◆ **What is asked**
Copy every line of the entries that includes the word "tablespoons".

◆ **Entries**
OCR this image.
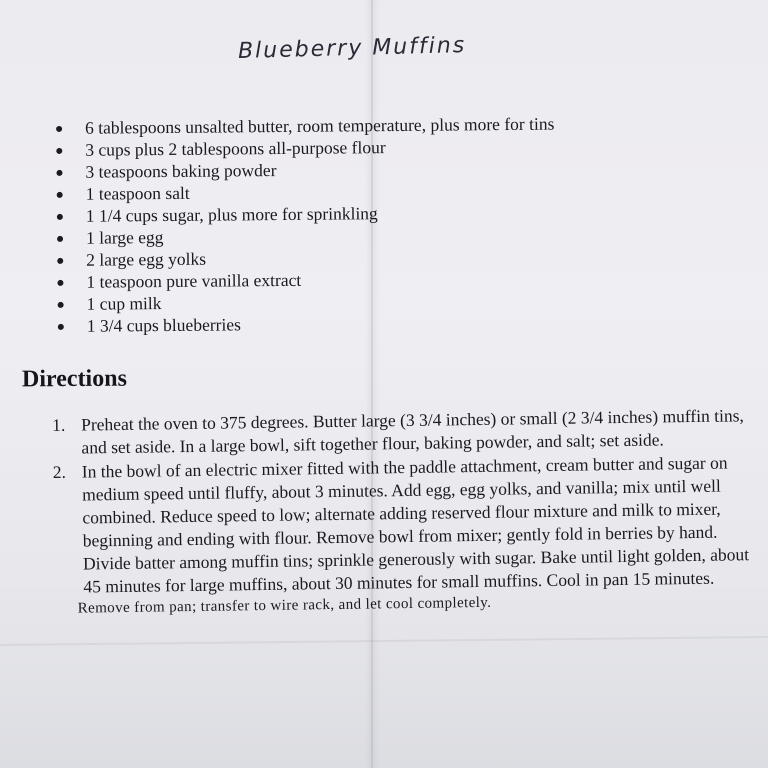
Blueberry Muffins
6 tablespoons unsalted butter, room temperature, plus more for tins
3 cups plus 2 tablespoons all-purpose flour
3 teaspoons baking powder
1 teaspoon salt
1 1/4 cups sugar, plus more for sprinkling
1 large egg
2 large egg yolks
1 teaspoon pure vanilla extract
1 cup milk
1 3/4 cups blueberries
Directions
1. Preheat the oven to 375 degrees. Butter large (3 3/4 inches) or small (2 3/4 inches) muffin tins, and set aside. In a large bowl, sift together flour, baking powder, and salt; set aside.
2. In the bowl of an electric mixer fitted with the paddle attachment, cream butter and sugar on medium speed until fluffy, about 3 minutes. Add egg, egg yolks, and vanilla; mix until well combined. Reduce speed to low; alternate adding reserved flour mixture and milk to mixer, beginning and ending with flour. Remove bowl from mixer; gently fold in berries by hand. Divide batter among muffin tins; sprinkle generously with sugar. Bake until light golden, about 45 minutes for large muffins, about 30 minutes for small muffins. Cool in pan 15 minutes.
Remove from pan; transfer to wire rack, and let cool completely.
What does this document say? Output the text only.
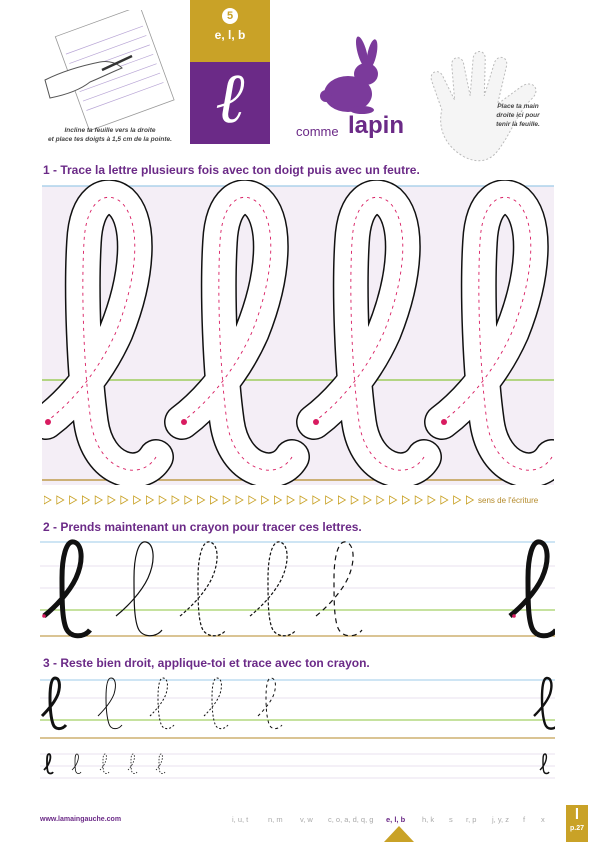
Incline ta feuille vers la droite
et place tes doigts à 1,5 cm de la pointe.
5
e, l, b
ℓ	comme lapin
Place ta main
droite ici pour
tenir la feuille.
1 - Trace la lettre plusieurs fois avec ton doigt puis avec un feutre.
sens de l'écriture
2 - Prends maintenant un crayon pour tracer ces lettres.
3 - Reste bien droit, applique-toi et trace avec ton crayon.
www.lamaingauche.com	i, u, t	n, m v, w c, o, a, d, q, g e, l, b h, k s r, p j, y, z f x	l
p.27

◆ **Result**
6 tablespoons unsalted butter, room temperature, plus more for tins
3 cups plus 2 tablespoons all-purpose flour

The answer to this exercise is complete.